■ WRITTEN PROBLEM: Note each line where "vérplazma" appears, and copy it.

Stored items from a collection
--------------------
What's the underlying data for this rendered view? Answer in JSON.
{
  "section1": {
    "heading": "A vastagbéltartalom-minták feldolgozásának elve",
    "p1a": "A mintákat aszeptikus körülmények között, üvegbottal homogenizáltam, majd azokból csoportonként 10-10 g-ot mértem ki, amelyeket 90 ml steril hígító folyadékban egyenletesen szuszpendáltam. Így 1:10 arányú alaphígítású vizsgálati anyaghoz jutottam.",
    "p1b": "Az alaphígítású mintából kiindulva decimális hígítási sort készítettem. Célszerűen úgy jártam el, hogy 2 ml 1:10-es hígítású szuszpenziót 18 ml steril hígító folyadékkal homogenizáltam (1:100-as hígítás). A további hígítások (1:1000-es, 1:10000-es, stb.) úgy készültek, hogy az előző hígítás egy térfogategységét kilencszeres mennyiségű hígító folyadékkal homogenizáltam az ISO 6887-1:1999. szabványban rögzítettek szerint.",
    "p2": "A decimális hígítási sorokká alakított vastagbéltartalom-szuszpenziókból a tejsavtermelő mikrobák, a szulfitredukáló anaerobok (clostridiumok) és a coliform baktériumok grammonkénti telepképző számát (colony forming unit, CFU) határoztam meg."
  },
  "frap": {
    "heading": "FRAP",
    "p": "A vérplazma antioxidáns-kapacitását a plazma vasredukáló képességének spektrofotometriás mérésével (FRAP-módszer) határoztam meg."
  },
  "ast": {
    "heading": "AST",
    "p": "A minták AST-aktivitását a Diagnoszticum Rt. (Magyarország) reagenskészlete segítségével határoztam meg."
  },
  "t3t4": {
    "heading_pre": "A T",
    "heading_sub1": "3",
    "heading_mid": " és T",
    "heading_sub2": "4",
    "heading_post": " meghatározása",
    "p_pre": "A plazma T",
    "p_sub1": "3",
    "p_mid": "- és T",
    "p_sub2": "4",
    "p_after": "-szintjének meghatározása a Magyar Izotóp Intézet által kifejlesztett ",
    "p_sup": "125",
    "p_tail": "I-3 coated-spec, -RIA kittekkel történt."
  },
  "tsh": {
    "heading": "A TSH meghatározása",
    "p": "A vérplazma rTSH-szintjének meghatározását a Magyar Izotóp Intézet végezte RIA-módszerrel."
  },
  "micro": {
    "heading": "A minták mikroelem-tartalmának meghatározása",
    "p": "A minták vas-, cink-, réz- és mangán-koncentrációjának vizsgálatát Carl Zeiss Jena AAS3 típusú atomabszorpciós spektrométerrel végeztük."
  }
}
--------------------
■ FULL RESPONSE:
    "p": "A vérplazma antioxidáns-kapacitását a plazma vasredukáló képességének spektrofotometriás mérésével (FRAP-módszer) határoztam meg."
    "p": "A vérplazma rTSH-szintjének meghatározását a Magyar Izotóp Intézet végezte RIA-módszerrel."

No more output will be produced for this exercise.